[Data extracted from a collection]

============

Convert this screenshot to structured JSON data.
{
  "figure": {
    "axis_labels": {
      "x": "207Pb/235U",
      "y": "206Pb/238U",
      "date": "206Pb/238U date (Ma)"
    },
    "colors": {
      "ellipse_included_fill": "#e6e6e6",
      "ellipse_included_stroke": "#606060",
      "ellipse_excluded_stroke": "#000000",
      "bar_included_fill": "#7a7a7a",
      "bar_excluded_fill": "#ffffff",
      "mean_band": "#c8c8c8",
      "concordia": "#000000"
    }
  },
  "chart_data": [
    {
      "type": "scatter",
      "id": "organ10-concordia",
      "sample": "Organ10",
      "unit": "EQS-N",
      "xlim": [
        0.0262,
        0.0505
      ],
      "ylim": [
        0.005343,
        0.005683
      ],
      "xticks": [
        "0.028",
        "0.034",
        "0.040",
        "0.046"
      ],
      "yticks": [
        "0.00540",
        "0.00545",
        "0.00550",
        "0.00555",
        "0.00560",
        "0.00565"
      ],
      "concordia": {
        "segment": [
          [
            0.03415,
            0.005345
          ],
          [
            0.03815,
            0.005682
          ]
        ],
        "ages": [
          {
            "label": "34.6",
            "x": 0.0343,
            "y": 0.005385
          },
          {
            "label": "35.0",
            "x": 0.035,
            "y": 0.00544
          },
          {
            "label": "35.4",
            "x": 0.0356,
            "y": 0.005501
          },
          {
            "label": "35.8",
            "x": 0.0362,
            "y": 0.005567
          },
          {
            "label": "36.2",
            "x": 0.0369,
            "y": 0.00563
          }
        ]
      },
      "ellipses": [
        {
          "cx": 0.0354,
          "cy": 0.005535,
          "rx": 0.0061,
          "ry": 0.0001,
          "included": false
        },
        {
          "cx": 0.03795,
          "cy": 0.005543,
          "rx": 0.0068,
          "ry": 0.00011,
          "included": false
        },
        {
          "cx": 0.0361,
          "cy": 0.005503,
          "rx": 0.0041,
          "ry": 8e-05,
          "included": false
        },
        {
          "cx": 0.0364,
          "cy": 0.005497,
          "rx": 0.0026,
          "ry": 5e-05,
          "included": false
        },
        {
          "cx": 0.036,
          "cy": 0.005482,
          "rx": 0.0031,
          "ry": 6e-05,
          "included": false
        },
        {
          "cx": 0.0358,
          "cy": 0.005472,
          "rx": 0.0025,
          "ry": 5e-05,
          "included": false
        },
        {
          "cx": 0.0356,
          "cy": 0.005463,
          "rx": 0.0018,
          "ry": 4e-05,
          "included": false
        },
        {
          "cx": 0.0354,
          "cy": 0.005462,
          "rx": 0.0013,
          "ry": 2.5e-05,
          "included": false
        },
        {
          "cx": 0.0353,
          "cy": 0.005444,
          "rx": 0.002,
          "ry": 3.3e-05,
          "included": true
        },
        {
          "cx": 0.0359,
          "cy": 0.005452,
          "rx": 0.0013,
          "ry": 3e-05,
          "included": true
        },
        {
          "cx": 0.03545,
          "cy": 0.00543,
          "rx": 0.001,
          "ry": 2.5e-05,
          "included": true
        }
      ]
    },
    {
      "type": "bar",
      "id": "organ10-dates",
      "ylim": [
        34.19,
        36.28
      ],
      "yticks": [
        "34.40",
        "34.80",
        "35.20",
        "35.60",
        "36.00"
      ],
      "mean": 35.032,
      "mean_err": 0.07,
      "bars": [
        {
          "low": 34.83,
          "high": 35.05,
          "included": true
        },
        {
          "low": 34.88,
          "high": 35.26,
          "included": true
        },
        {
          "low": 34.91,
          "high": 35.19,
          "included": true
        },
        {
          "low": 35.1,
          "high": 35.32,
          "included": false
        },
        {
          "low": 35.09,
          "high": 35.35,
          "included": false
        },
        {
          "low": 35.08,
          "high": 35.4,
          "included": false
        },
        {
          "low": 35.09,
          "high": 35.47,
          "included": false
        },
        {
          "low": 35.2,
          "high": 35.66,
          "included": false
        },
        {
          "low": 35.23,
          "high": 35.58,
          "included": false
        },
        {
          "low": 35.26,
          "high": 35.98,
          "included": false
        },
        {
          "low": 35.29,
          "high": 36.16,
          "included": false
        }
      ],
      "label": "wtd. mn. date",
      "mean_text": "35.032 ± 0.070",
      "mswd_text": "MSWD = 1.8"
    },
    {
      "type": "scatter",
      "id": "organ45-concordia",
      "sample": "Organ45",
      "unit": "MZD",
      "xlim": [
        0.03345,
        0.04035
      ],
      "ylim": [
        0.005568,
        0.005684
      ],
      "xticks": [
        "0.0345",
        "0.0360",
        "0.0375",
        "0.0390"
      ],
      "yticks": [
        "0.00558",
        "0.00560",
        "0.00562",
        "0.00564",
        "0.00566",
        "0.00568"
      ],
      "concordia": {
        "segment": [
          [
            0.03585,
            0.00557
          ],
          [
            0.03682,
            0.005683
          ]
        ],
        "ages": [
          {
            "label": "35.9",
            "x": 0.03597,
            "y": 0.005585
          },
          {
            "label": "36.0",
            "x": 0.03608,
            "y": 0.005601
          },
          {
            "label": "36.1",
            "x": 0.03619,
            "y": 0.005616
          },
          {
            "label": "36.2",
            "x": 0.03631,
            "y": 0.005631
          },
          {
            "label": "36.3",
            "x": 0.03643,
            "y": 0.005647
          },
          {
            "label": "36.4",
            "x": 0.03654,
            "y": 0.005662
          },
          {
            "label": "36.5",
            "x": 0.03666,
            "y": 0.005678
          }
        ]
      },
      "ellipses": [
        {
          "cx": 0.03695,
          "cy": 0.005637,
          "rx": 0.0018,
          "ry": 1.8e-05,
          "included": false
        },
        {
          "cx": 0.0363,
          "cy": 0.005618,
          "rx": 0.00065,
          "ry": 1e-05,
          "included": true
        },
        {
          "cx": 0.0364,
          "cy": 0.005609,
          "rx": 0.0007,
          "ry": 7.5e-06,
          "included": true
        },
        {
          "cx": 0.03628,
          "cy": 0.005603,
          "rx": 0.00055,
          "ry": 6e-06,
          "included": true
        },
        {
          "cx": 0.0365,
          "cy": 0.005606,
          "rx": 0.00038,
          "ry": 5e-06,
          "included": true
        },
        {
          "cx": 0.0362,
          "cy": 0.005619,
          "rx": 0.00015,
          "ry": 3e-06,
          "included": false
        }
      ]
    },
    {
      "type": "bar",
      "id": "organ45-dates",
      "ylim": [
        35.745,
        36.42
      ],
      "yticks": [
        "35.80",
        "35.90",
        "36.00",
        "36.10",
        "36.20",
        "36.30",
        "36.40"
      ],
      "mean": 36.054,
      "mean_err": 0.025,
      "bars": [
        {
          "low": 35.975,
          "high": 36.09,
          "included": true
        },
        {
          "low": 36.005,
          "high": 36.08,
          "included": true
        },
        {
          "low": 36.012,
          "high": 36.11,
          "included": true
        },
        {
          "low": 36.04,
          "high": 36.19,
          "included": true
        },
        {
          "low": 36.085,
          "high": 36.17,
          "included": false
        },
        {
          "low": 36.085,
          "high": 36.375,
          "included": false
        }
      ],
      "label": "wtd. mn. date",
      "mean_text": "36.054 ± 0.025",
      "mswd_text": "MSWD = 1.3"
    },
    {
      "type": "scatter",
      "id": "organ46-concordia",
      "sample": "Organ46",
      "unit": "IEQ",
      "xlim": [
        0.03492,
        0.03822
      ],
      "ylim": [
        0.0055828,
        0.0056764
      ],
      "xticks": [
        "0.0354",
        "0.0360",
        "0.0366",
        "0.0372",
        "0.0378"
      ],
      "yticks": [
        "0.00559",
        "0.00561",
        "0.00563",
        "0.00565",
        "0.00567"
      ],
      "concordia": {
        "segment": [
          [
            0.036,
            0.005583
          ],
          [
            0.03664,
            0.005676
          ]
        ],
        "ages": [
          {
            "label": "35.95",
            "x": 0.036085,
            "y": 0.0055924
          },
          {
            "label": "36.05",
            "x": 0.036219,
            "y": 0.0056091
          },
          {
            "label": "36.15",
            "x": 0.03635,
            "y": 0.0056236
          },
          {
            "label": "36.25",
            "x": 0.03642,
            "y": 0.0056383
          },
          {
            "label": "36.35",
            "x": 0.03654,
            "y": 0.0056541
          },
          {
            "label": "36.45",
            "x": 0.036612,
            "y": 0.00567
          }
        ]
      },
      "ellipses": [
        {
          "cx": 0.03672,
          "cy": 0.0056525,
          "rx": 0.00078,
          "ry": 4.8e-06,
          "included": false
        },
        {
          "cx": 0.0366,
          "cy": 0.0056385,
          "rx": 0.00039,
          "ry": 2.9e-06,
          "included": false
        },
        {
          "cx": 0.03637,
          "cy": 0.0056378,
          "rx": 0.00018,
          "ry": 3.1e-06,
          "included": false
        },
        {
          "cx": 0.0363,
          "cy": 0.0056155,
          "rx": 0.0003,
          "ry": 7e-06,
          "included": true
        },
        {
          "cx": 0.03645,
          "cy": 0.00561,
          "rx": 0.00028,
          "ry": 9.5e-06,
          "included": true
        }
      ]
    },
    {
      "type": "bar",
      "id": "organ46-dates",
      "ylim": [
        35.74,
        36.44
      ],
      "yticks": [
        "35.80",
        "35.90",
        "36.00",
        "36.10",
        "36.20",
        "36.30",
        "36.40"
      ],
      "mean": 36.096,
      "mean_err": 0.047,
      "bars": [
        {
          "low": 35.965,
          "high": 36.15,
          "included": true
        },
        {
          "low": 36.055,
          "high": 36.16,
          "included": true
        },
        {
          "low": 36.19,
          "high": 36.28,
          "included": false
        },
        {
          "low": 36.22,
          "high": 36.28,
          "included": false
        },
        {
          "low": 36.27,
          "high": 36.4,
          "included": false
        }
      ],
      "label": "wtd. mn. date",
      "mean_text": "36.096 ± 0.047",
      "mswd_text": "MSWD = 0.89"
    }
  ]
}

============

▸ WHAT YOU SHOULD DO: Count the lines above that contain the word "concordia", and give only that number.

▸ SOLUTION TO THE EXERCISE: 7